• ASSIGNMENT
Restate the records underneath, keeping each one exactly the same.

• PROVIDED INFORMATION
· · ·

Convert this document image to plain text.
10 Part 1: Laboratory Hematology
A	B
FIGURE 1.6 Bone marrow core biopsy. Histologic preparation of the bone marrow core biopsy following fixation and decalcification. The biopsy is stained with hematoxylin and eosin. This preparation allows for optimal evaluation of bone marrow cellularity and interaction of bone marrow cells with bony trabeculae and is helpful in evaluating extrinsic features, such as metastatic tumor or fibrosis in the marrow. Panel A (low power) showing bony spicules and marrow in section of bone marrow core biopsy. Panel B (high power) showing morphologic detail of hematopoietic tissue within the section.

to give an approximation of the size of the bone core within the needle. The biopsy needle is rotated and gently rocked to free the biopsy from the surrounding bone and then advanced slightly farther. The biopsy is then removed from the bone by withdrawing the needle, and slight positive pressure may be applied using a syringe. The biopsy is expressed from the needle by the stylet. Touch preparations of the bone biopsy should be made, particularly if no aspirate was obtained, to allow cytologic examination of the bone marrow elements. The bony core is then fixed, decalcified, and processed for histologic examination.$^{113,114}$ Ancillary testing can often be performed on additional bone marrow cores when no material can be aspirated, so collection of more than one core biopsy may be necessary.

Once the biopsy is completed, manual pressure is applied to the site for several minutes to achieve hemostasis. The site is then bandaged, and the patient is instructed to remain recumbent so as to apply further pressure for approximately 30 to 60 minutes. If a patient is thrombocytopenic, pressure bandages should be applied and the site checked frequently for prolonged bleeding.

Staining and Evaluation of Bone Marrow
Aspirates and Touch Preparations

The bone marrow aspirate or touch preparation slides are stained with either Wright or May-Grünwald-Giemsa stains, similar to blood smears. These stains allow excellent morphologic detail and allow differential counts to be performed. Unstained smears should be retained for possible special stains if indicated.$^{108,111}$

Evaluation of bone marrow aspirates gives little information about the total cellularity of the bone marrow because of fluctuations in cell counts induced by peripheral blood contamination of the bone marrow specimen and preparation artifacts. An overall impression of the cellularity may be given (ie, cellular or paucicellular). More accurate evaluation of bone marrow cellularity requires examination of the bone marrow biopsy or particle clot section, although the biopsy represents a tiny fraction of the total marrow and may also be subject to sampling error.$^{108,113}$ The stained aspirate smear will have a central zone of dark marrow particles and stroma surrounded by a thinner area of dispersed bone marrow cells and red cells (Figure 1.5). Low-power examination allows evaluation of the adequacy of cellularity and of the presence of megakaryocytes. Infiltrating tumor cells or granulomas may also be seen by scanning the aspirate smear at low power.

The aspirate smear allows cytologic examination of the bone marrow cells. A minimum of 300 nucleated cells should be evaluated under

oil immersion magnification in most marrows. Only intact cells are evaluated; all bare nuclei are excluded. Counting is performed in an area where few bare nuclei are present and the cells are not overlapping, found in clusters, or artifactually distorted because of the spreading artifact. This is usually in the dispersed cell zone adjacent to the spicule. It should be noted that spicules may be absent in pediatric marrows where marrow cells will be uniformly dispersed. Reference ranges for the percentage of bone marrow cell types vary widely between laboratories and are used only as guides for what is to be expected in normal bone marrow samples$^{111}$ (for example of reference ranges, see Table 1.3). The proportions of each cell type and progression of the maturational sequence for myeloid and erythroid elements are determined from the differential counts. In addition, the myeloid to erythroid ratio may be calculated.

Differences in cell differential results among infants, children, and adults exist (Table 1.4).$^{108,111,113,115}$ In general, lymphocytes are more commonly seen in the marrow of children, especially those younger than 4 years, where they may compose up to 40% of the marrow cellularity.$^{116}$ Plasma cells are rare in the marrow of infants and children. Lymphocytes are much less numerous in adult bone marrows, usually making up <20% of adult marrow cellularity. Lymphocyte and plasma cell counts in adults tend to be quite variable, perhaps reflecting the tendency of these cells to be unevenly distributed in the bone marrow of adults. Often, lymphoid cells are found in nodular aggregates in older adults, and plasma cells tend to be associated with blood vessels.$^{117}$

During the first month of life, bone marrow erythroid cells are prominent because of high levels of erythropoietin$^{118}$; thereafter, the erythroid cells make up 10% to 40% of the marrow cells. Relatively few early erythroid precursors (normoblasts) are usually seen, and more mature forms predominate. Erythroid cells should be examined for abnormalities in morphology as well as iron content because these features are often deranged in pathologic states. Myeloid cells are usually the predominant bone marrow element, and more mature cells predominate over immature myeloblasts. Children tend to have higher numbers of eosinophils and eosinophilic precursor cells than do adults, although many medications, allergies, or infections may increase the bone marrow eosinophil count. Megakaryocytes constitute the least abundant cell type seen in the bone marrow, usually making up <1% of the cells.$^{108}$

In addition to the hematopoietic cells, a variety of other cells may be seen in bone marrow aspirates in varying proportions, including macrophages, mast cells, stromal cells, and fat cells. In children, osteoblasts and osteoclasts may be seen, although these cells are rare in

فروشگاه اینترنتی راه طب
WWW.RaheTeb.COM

· · ·

• EXERCISE RESPONSE
Convert this document image to plain text.
10 Part 1: Laboratory Hematology
A	B
FIGURE 1.6 Bone marrow core biopsy. Histologic preparation of the bone marrow core biopsy following fixation and decalcification. The biopsy is stained with hematoxylin and eosin. This preparation allows for optimal evaluation of bone marrow cellularity and interaction of bone marrow cells with bony trabeculae and is helpful in evaluating extrinsic features, such as metastatic tumor or fibrosis in the marrow. Panel A (low power) showing bony spicules and marrow in section of bone marrow core biopsy. Panel B (high power) showing morphologic detail of hematopoietic tissue within the section.

to give an approximation of the size of the bone core within the needle. The biopsy needle is rotated and gently rocked to free the biopsy from the surrounding bone and then advanced slightly farther. The biopsy is then removed from the bone by withdrawing the needle, and slight positive pressure may be applied using a syringe. The biopsy is expressed from the needle by the stylet. Touch preparations of the bone biopsy should be made, particularly if no aspirate was obtained, to allow cytologic examination of the bone marrow elements. The bony core is then fixed, decalcified, and processed for histologic examination.$^{113,114}$ Ancillary testing can often be performed on additional bone marrow cores when no material can be aspirated, so collection of more than one core biopsy may be necessary.

Once the biopsy is completed, manual pressure is applied to the site for several minutes to achieve hemostasis. The site is then bandaged, and the patient is instructed to remain recumbent so as to apply further pressure for approximately 30 to 60 minutes. If a patient is thrombocytopenic, pressure bandages should be applied and the site checked frequently for prolonged bleeding.

Staining and Evaluation of Bone Marrow
Aspirates and Touch Preparations

The bone marrow aspirate or touch preparation slides are stained with either Wright or May-Grünwald-Giemsa stains, similar to blood smears. These stains allow excellent morphologic detail and allow differential counts to be performed. Unstained smears should be retained for possible special stains if indicated.$^{108,111}$

Evaluation of bone marrow aspirates gives little information about the total cellularity of the bone marrow because of fluctuations in cell counts induced by peripheral blood contamination of the bone marrow specimen and preparation artifacts. An overall impression of the cellularity may be given (ie, cellular or paucicellular). More accurate evaluation of bone marrow cellularity requires examination of the bone marrow biopsy or particle clot section, although the biopsy represents a tiny fraction of the total marrow and may also be subject to sampling error.$^{108,113}$ The stained aspirate smear will have a central zone of dark marrow particles and stroma surrounded by a thinner area of dispersed bone marrow cells and red cells (Figure 1.5). Low-power examination allows evaluation of the adequacy of cellularity and of the presence of megakaryocytes. Infiltrating tumor cells or granulomas may also be seen by scanning the aspirate smear at low power.

The aspirate smear allows cytologic examination of the bone marrow cells. A minimum of 300 nucleated cells should be evaluated under

oil immersion magnification in most marrows. Only intact cells are evaluated; all bare nuclei are excluded. Counting is performed in an area where few bare nuclei are present and the cells are not overlapping, found in clusters, or artifactually distorted because of the spreading artifact. This is usually in the dispersed cell zone adjacent to the spicule. It should be noted that spicules may be absent in pediatric marrows where marrow cells will be uniformly dispersed. Reference ranges for the percentage of bone marrow cell types vary widely between laboratories and are used only as guides for what is to be expected in normal bone marrow samples$^{111}$ (for example of reference ranges, see Table 1.3). The proportions of each cell type and progression of the maturational sequence for myeloid and erythroid elements are determined from the differential counts. In addition, the myeloid to erythroid ratio may be calculated.

Differences in cell differential results among infants, children, and adults exist (Table 1.4).$^{108,111,113,115}$ In general, lymphocytes are more commonly seen in the marrow of children, especially those younger than 4 years, where they may compose up to 40% of the marrow cellularity.$^{116}$ Plasma cells are rare in the marrow of infants and children. Lymphocytes are much less numerous in adult bone marrows, usually making up <20% of adult marrow cellularity. Lymphocyte and plasma cell counts in adults tend to be quite variable, perhaps reflecting the tendency of these cells to be unevenly distributed in the bone marrow of adults. Often, lymphoid cells are found in nodular aggregates in older adults, and plasma cells tend to be associated with blood vessels.$^{117}$

During the first month of life, bone marrow erythroid cells are prominent because of high levels of erythropoietin$^{118}$; thereafter, the erythroid cells make up 10% to 40% of the marrow cells. Relatively few early erythroid precursors (normoblasts) are usually seen, and more mature forms predominate. Erythroid cells should be examined for abnormalities in morphology as well as iron content because these features are often deranged in pathologic states. Myeloid cells are usually the predominant bone marrow element, and more mature cells predominate over immature myeloblasts. Children tend to have higher numbers of eosinophils and eosinophilic precursor cells than do adults, although many medications, allergies, or infections may increase the bone marrow eosinophil count. Megakaryocytes constitute the least abundant cell type seen in the bone marrow, usually making up <1% of the cells.$^{108}$

In addition to the hematopoietic cells, a variety of other cells may be seen in bone marrow aspirates in varying proportions, including macrophages, mast cells, stromal cells, and fat cells. In children, osteoblasts and osteoclasts may be seen, although these cells are rare in

فروشگاه اینترنتی راه طب
WWW.RaheTeb.COM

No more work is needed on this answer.